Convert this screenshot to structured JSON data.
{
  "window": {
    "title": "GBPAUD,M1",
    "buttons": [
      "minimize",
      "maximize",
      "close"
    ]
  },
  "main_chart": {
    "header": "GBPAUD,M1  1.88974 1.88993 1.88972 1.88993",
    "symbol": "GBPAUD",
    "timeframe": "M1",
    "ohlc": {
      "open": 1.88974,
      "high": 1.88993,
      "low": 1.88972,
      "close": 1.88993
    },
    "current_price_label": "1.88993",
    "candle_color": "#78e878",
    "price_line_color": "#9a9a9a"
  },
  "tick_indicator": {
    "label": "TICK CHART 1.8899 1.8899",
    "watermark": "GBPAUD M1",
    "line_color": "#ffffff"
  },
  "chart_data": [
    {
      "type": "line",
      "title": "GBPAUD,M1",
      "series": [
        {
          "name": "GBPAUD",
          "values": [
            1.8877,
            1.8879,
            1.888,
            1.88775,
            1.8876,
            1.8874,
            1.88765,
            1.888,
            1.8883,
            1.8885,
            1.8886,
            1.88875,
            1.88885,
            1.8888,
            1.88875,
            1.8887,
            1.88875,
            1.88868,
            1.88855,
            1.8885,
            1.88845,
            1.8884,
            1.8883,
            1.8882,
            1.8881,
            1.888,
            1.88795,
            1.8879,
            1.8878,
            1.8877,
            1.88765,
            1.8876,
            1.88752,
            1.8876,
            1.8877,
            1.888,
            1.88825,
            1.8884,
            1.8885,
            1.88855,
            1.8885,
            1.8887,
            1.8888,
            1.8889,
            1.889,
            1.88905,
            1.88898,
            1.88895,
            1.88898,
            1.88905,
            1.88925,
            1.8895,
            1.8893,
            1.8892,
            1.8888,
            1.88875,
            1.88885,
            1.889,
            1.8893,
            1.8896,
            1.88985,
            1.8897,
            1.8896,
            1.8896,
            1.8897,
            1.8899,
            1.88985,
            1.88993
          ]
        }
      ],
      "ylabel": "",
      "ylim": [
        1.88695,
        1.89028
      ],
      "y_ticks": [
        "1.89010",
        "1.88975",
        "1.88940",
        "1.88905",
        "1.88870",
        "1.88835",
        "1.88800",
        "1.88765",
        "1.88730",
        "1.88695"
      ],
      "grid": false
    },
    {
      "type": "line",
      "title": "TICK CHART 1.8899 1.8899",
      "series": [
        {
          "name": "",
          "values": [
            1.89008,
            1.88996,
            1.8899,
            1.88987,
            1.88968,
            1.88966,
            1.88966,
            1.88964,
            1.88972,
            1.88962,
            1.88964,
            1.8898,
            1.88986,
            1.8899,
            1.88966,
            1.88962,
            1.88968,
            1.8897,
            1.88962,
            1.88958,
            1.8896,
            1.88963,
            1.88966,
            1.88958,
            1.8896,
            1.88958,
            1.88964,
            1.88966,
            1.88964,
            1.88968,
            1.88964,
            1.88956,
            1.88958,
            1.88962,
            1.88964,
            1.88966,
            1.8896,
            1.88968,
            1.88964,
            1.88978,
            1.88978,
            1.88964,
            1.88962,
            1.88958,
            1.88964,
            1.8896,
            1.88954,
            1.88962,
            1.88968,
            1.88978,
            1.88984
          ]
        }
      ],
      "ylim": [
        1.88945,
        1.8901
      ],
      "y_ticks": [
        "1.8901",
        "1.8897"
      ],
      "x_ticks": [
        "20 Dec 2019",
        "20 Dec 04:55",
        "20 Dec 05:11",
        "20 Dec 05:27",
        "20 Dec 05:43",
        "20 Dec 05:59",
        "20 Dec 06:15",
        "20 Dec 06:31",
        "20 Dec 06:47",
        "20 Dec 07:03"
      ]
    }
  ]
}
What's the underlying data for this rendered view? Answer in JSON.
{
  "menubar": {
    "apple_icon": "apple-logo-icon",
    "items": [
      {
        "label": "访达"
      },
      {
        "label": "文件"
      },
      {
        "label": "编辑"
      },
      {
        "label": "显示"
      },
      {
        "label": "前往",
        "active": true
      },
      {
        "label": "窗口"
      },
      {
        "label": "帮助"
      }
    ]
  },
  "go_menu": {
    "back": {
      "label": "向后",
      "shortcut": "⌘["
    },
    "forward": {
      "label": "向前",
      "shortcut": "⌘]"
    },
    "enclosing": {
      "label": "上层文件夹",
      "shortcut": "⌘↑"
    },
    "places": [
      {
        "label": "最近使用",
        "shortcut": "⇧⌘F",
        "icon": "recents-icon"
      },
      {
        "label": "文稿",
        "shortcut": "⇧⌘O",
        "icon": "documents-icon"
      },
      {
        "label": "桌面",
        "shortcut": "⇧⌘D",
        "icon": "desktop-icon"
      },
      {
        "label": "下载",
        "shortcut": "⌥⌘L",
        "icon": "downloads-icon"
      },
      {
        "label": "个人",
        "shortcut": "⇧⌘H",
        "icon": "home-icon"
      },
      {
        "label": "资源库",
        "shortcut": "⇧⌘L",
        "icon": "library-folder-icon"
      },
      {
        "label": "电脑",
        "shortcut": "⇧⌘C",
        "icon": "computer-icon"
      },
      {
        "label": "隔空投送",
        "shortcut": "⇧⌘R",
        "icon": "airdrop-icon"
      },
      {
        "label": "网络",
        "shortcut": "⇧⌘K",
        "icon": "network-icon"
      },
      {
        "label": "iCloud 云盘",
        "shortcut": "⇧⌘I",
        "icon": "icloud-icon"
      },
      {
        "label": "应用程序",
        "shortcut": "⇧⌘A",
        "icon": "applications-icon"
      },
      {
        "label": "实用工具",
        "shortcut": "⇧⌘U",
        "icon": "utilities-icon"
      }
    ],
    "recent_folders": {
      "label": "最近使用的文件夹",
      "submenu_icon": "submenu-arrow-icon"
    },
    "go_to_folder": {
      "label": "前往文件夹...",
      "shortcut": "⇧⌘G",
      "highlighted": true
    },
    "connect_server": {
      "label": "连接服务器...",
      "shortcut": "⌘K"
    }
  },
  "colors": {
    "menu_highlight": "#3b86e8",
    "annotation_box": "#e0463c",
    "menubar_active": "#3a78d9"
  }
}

####################

Your task is to retype all the records above with nothing left out.

» **Task output**
Convert this screenshot to structured JSON data.
{
  "window": {
    "title": "GBPAUD,M1",
    "buttons": [
      "minimize",
      "maximize",
      "close"
    ]
  },
  "main_chart": {
    "header": "GBPAUD,M1  1.88974 1.88993 1.88972 1.88993",
    "symbol": "GBPAUD",
    "timeframe": "M1",
    "ohlc": {
      "open": 1.88974,
      "high": 1.88993,
      "low": 1.88972,
      "close": 1.88993
    },
    "current_price_label": "1.88993",
    "candle_color": "#78e878",
    "price_line_color": "#9a9a9a"
  },
  "tick_indicator": {
    "label": "TICK CHART 1.8899 1.8899",
    "watermark": "GBPAUD M1",
    "line_color": "#ffffff"
  },
  "chart_data": [
    {
      "type": "line",
      "title": "GBPAUD,M1",
      "series": [
        {
          "name": "GBPAUD",
          "values": [
            1.8877,
            1.8879,
            1.888,
            1.88775,
            1.8876,
            1.8874,
            1.88765,
            1.888,
            1.8883,
            1.8885,
            1.8886,
            1.88875,
            1.88885,
            1.8888,
            1.88875,
            1.8887,
            1.88875,
            1.88868,
            1.88855,
            1.8885,
            1.88845,
            1.8884,
            1.8883,
            1.8882,
            1.8881,
            1.888,
            1.88795,
            1.8879,
            1.8878,
            1.8877,
            1.88765,
            1.8876,
            1.88752,
            1.8876,
            1.8877,
            1.888,
            1.88825,
            1.8884,
            1.8885,
            1.88855,
            1.8885,
            1.8887,
            1.8888,
            1.8889,
            1.889,
            1.88905,
            1.88898,
            1.88895,
            1.88898,
            1.88905,
            1.88925,
            1.8895,
            1.8893,
            1.8892,
            1.8888,
            1.88875,
            1.88885,
            1.889,
            1.8893,
            1.8896,
            1.88985,
            1.8897,
            1.8896,
            1.8896,
            1.8897,
            1.8899,
            1.88985,
            1.88993
          ]
        }
      ],
      "ylabel": "",
      "ylim": [
        1.88695,
        1.89028
      ],
      "y_ticks": [
        "1.89010",
        "1.88975",
        "1.88940",
        "1.88905",
        "1.88870",
        "1.88835",
        "1.88800",
        "1.88765",
        "1.88730",
        "1.88695"
      ],
      "grid": false
    },
    {
      "type": "line",
      "title": "TICK CHART 1.8899 1.8899",
      "series": [
        {
          "name": "",
          "values": [
            1.89008,
            1.88996,
            1.8899,
            1.88987,
            1.88968,
            1.88966,
            1.88966,
            1.88964,
            1.88972,
            1.88962,
            1.88964,
            1.8898,
            1.88986,
            1.8899,
            1.88966,
            1.88962,
            1.88968,
            1.8897,
            1.88962,
            1.88958,
            1.8896,
            1.88963,
            1.88966,
            1.88958,
            1.8896,
            1.88958,
            1.88964,
            1.88966,
            1.88964,
            1.88968,
            1.88964,
            1.88956,
            1.88958,
            1.88962,
            1.88964,
            1.88966,
            1.8896,
            1.88968,
            1.88964,
            1.88978,
            1.88978,
            1.88964,
            1.88962,
            1.88958,
            1.88964,
            1.8896,
            1.88954,
            1.88962,
            1.88968,
            1.88978,
            1.88984
          ]
        }
      ],
      "ylim": [
        1.88945,
        1.8901
      ],
      "y_ticks": [
        "1.8901",
        "1.8897"
      ],
      "x_ticks": [
        "20 Dec 2019",
        "20 Dec 04:55",
        "20 Dec 05:11",
        "20 Dec 05:27",
        "20 Dec 05:43",
        "20 Dec 05:59",
        "20 Dec 06:15",
        "20 Dec 06:31",
        "20 Dec 06:47",
        "20 Dec 07:03"
      ]
    }
  ]
}
What's the underlying data for this rendered view? Answer in JSON.
{
  "menubar": {
    "apple_icon": "apple-logo-icon",
    "items": [
      {
        "label": "访达"
      },
      {
        "label": "文件"
      },
      {
        "label": "编辑"
      },
      {
        "label": "显示"
      },
      {
        "label": "前往",
        "active": true
      },
      {
        "label": "窗口"
      },
      {
        "label": "帮助"
      }
    ]
  },
  "go_menu": {
    "back": {
      "label": "向后",
      "shortcut": "⌘["
    },
    "forward": {
      "label": "向前",
      "shortcut": "⌘]"
    },
    "enclosing": {
      "label": "上层文件夹",
      "shortcut": "⌘↑"
    },
    "places": [
      {
        "label": "最近使用",
        "shortcut": "⇧⌘F",
        "icon": "recents-icon"
      },
      {
        "label": "文稿",
        "shortcut": "⇧⌘O",
        "icon": "documents-icon"
      },
      {
        "label": "桌面",
        "shortcut": "⇧⌘D",
        "icon": "desktop-icon"
      },
      {
        "label": "下载",
        "shortcut": "⌥⌘L",
        "icon": "downloads-icon"
      },
      {
        "label": "个人",
        "shortcut": "⇧⌘H",
        "icon": "home-icon"
      },
      {
        "label": "资源库",
        "shortcut": "⇧⌘L",
        "icon": "library-folder-icon"
      },
      {
        "label": "电脑",
        "shortcut": "⇧⌘C",
        "icon": "computer-icon"
      },
      {
        "label": "隔空投送",
        "shortcut": "⇧⌘R",
        "icon": "airdrop-icon"
      },
      {
        "label": "网络",
        "shortcut": "⇧⌘K",
        "icon": "network-icon"
      },
      {
        "label": "iCloud 云盘",
        "shortcut": "⇧⌘I",
        "icon": "icloud-icon"
      },
      {
        "label": "应用程序",
        "shortcut": "⇧⌘A",
        "icon": "applications-icon"
      },
      {
        "label": "实用工具",
        "shortcut": "⇧⌘U",
        "icon": "utilities-icon"
      }
    ],
    "recent_folders": {
      "label": "最近使用的文件夹",
      "submenu_icon": "submenu-arrow-icon"
    },
    "go_to_folder": {
      "label": "前往文件夹...",
      "shortcut": "⇧⌘G",
      "highlighted": true
    },
    "connect_server": {
      "label": "连接服务器...",
      "shortcut": "⌘K"
    }
  },
  "colors": {
    "menu_highlight": "#3b86e8",
    "annotation_box": "#e0463c",
    "menubar_active": "#3a78d9"
  }
}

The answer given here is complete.